Wherever the word "Improving" appears in a line, copy that line.

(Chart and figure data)
+ + +

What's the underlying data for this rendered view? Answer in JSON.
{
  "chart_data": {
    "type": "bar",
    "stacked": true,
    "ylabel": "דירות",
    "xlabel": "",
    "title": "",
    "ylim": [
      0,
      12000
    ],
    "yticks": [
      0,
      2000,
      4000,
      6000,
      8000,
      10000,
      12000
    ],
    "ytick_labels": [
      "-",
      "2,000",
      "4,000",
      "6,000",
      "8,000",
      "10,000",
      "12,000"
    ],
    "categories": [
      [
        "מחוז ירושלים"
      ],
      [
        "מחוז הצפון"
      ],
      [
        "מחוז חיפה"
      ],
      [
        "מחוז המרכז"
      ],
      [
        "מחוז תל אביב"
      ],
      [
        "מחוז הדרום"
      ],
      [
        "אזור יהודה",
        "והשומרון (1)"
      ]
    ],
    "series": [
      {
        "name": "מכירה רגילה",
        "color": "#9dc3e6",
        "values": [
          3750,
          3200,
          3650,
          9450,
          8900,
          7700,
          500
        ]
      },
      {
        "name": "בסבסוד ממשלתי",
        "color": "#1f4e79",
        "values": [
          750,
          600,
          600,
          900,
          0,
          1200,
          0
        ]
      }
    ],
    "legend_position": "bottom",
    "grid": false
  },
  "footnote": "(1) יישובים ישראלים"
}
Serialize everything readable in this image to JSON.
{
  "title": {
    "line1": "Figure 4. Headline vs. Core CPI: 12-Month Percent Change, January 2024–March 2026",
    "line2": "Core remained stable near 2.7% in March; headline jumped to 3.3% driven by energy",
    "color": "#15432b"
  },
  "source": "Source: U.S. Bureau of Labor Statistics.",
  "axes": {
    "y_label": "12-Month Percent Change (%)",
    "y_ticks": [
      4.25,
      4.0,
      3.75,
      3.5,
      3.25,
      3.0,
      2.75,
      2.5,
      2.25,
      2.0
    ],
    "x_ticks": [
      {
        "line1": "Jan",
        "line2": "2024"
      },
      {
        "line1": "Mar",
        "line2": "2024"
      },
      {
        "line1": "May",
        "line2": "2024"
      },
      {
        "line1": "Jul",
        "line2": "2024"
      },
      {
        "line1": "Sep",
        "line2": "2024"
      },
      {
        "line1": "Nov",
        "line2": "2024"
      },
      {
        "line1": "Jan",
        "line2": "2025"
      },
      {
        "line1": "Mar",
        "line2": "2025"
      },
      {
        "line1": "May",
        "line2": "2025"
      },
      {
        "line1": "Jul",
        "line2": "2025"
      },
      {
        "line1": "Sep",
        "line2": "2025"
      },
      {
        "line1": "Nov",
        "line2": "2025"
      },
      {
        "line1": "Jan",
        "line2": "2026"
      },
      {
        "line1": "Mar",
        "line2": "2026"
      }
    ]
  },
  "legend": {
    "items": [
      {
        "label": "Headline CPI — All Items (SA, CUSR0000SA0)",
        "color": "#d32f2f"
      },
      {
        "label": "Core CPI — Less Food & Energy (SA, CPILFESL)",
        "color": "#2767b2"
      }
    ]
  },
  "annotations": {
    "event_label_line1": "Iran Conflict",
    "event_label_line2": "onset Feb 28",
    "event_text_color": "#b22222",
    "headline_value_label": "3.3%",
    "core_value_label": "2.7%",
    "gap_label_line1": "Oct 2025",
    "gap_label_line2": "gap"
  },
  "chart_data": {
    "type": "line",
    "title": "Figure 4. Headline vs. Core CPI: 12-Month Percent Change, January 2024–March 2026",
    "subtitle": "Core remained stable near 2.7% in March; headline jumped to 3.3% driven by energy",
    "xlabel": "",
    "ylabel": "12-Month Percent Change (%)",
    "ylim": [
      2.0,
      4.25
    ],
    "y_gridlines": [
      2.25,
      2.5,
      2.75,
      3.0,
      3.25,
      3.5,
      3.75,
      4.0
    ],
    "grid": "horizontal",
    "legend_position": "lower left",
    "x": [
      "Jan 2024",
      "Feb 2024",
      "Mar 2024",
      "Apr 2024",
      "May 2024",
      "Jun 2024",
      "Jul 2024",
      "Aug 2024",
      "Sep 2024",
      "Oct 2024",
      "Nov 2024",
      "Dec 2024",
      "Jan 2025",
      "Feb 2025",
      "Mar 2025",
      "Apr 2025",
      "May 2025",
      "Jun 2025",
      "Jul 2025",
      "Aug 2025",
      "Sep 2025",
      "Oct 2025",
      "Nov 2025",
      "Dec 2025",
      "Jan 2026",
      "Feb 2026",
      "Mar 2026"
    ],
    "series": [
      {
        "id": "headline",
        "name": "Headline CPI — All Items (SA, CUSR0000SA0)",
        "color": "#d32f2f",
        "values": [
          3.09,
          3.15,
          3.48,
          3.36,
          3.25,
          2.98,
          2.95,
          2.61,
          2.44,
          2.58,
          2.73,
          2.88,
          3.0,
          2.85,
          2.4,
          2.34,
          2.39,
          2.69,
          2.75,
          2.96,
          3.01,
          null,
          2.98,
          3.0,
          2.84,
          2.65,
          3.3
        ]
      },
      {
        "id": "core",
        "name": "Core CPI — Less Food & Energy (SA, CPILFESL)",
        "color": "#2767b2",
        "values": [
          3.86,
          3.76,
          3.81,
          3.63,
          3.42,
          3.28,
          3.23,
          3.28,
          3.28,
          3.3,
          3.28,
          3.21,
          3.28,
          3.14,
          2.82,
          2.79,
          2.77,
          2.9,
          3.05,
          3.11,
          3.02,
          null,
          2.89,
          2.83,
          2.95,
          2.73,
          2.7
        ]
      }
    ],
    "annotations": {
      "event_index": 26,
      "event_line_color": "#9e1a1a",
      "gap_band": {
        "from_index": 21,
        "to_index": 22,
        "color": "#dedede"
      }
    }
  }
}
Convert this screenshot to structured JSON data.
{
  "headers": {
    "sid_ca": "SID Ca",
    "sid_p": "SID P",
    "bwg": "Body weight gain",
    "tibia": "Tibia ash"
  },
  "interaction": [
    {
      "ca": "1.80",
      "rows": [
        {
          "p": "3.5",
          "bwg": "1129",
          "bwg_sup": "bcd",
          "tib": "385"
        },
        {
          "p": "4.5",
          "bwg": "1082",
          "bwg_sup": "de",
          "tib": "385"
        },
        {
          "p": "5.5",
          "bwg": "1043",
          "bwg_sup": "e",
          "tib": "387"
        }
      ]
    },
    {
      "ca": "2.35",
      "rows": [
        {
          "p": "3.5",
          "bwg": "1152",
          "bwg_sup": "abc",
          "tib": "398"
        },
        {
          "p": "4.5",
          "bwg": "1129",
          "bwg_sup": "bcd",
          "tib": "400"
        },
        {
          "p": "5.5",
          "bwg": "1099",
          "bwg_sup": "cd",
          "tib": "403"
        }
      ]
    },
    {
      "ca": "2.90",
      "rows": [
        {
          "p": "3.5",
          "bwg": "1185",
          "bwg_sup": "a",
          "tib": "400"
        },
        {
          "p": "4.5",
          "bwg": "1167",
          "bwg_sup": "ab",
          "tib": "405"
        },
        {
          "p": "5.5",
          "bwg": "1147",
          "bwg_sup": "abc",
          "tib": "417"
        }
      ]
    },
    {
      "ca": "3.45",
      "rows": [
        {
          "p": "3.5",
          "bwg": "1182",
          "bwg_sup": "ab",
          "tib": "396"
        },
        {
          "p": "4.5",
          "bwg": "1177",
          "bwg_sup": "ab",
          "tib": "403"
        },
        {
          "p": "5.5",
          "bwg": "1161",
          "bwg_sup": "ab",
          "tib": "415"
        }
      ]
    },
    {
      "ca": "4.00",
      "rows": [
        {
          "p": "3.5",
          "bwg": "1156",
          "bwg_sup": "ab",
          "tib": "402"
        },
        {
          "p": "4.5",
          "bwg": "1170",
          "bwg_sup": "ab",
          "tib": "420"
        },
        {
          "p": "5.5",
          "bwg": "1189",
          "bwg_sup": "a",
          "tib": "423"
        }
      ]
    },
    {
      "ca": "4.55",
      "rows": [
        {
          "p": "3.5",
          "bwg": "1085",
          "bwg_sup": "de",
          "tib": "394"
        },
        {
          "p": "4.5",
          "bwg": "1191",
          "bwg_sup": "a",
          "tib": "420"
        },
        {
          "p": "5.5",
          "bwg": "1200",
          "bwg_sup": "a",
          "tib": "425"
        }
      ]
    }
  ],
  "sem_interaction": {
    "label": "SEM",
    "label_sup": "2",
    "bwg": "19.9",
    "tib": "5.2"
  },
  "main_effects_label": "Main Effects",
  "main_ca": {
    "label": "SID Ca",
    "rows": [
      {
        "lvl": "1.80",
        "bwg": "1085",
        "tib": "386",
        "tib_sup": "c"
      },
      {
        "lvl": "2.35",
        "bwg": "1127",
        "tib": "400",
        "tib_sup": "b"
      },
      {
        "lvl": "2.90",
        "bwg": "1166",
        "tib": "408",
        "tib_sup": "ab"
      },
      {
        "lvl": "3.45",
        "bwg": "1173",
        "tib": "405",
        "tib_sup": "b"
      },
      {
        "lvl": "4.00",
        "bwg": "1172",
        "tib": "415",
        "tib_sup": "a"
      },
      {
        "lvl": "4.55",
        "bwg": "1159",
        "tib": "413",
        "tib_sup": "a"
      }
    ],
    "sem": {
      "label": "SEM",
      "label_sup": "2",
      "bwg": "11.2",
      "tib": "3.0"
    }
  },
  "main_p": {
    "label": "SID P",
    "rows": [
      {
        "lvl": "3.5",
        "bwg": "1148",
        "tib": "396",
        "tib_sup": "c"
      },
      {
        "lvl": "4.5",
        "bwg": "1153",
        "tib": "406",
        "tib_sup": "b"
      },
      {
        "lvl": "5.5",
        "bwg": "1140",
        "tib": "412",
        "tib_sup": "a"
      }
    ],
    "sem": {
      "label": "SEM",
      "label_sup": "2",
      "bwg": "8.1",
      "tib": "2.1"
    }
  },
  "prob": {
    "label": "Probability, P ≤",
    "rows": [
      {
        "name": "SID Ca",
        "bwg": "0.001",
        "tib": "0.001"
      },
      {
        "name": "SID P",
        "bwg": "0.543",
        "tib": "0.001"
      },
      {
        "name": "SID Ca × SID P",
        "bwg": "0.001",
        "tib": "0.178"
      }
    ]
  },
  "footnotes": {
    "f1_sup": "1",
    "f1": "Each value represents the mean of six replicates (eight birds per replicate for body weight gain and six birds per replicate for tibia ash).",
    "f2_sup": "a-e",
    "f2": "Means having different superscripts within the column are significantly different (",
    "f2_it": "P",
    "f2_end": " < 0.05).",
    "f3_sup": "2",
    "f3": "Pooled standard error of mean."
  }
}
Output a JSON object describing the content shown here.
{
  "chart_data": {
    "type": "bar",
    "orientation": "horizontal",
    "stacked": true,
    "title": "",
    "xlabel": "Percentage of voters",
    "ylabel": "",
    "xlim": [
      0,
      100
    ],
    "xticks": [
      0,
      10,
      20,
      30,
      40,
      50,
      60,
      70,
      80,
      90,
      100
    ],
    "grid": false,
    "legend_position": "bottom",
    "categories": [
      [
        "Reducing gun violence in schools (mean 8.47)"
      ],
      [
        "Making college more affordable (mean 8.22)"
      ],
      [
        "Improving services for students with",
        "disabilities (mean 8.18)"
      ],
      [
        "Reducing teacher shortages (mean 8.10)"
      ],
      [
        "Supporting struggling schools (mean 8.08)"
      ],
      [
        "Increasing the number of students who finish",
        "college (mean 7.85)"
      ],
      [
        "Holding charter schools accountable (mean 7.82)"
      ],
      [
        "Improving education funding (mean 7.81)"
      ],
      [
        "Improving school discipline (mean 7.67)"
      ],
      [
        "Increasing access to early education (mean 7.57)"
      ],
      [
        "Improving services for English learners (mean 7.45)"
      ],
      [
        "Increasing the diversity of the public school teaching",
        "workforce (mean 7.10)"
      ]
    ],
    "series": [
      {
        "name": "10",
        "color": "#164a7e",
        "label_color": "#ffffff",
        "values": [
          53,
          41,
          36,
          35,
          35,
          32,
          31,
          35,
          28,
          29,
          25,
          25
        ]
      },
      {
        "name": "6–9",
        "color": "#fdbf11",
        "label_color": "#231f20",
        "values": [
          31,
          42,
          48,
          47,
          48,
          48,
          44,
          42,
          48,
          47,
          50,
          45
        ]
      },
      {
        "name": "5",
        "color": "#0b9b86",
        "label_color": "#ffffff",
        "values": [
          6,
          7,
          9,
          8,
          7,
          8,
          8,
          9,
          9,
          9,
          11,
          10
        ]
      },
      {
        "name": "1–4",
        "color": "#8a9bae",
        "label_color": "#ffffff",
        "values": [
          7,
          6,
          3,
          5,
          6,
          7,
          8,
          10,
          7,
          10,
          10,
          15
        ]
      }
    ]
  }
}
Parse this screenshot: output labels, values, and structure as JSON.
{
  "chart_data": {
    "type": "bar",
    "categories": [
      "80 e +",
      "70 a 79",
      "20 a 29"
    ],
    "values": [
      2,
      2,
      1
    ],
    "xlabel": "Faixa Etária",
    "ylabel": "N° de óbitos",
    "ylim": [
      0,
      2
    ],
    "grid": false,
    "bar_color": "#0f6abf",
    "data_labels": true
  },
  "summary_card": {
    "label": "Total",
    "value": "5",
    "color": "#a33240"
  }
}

+ + +

● IN RESPONSE
        "Improving services for students with",
        "Improving education funding (mean 7.81)"
        "Improving school discipline (mean 7.67)"
        "Improving services for English learners (mean 7.45)"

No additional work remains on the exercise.